> GIVEN PROBLEM:
List the lines of this listing that hold the word "Auto".

>> Begin DATA SHOWN

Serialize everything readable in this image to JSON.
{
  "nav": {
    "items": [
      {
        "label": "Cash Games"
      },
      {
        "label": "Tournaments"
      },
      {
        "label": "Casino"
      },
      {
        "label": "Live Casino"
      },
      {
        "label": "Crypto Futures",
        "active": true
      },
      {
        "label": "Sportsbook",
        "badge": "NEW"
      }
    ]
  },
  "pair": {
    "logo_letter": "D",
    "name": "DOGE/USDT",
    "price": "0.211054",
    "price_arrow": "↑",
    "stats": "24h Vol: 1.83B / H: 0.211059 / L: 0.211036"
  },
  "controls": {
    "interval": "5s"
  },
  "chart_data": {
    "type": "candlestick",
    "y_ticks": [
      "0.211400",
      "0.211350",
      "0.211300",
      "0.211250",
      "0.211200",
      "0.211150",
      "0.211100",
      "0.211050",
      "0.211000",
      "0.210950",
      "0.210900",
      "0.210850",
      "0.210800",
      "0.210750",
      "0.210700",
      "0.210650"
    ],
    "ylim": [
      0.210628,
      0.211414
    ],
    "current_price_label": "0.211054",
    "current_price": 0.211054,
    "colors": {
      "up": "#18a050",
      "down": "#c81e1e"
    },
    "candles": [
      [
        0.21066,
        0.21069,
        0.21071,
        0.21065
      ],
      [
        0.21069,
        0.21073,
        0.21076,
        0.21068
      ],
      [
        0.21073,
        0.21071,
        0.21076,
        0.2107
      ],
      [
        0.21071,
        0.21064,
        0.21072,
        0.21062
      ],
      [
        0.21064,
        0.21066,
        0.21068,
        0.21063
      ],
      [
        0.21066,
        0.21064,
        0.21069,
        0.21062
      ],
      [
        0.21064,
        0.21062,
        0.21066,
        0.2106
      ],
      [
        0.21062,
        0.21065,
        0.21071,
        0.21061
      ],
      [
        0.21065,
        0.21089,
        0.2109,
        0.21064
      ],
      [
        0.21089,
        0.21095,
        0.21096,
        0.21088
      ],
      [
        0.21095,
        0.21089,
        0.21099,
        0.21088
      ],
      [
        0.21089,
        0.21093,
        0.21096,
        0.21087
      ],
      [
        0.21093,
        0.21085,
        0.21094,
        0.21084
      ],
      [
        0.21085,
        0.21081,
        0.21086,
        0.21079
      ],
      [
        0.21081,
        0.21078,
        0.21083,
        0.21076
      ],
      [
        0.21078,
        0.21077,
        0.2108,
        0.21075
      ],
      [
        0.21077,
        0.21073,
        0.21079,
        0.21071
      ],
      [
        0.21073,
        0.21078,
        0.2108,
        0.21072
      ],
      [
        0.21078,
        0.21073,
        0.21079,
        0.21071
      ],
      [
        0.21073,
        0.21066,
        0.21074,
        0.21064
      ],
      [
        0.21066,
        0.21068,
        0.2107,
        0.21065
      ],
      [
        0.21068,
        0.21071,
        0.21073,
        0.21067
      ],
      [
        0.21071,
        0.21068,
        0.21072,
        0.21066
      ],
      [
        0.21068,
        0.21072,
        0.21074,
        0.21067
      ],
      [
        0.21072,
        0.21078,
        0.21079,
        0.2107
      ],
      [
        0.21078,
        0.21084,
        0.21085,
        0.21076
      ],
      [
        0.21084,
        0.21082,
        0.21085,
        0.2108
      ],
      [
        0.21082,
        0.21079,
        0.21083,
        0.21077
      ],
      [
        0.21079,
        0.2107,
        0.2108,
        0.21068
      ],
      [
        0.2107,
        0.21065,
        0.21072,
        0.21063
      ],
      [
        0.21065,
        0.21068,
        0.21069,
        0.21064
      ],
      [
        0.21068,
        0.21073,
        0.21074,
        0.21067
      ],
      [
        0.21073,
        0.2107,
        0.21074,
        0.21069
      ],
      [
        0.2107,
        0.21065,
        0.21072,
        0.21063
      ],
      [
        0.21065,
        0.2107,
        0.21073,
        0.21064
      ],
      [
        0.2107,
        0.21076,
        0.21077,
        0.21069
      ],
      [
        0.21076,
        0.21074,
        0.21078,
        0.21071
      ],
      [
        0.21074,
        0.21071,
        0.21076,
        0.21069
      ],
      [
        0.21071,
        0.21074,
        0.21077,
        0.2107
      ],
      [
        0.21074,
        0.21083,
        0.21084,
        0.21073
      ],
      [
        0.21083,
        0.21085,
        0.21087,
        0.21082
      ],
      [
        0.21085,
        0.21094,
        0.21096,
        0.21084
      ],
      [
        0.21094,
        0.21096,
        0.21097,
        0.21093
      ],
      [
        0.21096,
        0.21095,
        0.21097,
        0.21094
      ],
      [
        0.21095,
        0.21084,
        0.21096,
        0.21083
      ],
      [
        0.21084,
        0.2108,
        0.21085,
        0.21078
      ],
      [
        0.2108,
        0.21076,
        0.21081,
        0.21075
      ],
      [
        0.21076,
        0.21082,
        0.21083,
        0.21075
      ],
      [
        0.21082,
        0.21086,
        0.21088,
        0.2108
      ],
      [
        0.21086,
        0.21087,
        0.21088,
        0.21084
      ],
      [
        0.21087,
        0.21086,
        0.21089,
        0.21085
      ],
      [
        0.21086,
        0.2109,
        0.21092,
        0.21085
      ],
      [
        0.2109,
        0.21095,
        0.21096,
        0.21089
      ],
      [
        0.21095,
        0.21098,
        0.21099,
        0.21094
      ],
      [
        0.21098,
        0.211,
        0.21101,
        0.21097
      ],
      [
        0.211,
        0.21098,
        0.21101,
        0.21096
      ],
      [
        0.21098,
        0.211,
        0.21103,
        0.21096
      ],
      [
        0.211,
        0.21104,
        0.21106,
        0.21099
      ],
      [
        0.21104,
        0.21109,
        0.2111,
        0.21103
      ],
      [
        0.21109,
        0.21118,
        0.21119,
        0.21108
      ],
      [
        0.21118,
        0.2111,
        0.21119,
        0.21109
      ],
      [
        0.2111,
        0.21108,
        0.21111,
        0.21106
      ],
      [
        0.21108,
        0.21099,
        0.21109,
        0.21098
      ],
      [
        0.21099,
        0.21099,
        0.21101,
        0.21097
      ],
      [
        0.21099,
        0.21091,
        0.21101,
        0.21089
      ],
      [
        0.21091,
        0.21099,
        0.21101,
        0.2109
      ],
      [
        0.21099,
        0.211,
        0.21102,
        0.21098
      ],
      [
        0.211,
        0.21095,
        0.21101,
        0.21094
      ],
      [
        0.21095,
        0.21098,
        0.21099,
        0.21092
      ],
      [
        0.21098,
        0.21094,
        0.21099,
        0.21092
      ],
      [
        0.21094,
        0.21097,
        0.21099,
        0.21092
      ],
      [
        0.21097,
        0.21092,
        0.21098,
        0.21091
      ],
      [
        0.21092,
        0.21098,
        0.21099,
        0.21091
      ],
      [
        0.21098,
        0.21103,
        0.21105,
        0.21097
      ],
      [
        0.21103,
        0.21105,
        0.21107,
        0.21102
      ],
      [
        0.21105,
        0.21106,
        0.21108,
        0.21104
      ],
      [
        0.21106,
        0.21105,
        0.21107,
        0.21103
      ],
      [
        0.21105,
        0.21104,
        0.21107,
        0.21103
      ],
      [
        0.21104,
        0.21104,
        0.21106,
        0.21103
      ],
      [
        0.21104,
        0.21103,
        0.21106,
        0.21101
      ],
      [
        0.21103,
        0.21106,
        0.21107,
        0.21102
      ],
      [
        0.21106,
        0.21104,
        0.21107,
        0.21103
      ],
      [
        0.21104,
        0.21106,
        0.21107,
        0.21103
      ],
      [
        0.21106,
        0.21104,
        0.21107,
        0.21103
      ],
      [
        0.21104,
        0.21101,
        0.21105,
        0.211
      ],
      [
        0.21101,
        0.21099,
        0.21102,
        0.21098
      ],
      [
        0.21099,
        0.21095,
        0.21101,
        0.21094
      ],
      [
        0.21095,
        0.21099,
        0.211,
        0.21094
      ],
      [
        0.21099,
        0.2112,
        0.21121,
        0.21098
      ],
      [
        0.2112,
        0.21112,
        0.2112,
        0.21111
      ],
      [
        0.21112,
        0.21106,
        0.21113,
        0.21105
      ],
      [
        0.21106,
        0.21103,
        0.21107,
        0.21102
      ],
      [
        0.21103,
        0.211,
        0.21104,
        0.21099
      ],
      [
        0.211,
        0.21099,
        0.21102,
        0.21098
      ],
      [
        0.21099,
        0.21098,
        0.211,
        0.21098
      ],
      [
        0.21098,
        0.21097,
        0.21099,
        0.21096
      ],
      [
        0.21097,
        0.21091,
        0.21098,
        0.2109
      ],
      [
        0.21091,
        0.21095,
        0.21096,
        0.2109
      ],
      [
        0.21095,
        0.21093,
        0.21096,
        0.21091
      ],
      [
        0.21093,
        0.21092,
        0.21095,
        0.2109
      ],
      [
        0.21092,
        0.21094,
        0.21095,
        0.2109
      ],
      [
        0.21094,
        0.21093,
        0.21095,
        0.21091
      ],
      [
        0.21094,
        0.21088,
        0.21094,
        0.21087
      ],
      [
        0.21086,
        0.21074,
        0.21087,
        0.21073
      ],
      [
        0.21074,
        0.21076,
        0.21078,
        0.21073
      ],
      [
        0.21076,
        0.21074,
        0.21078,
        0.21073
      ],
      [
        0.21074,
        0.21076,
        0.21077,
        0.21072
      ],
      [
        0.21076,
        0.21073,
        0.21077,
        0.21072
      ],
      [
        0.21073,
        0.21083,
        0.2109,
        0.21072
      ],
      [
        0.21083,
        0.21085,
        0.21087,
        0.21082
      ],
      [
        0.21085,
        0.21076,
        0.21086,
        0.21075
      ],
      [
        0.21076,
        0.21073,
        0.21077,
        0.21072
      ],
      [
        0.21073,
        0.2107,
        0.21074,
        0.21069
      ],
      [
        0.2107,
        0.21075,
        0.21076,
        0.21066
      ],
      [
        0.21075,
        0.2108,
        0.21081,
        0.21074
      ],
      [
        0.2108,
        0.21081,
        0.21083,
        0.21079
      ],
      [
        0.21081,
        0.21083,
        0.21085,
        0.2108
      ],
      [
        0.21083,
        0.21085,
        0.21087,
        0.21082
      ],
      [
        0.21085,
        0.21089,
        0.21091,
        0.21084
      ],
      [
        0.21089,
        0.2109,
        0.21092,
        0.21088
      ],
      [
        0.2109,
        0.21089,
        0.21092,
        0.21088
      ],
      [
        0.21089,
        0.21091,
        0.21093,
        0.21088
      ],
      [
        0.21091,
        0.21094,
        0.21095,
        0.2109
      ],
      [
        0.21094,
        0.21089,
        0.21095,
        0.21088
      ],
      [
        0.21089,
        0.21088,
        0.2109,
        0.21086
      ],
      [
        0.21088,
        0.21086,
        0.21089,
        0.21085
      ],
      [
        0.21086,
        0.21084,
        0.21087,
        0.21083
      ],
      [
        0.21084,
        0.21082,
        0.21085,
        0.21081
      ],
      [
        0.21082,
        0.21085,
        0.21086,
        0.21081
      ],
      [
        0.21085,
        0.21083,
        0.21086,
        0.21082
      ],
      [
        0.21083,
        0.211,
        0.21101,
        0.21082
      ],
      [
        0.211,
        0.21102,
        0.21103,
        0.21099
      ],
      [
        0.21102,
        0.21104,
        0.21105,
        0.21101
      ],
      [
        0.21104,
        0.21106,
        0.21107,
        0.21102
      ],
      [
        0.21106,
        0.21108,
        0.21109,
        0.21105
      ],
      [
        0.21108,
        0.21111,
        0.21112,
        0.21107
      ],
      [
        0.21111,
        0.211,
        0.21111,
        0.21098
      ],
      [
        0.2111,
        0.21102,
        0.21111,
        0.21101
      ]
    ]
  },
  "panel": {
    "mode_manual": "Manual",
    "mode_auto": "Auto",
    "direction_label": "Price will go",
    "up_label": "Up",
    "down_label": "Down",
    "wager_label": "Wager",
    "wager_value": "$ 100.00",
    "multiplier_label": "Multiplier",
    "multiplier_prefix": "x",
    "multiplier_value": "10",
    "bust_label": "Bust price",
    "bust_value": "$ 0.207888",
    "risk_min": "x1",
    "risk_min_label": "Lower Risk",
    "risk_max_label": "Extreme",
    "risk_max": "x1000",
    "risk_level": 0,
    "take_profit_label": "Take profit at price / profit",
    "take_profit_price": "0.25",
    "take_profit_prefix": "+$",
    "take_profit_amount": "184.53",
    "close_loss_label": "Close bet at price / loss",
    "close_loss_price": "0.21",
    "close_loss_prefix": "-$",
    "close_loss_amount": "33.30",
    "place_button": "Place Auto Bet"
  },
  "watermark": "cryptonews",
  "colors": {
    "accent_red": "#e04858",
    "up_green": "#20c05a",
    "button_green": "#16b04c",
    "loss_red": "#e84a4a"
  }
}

>> End DATA SHOWN

> EXERCISE RESULT:
    "mode_auto": "Auto",
    "place_button": "Place Auto Bet"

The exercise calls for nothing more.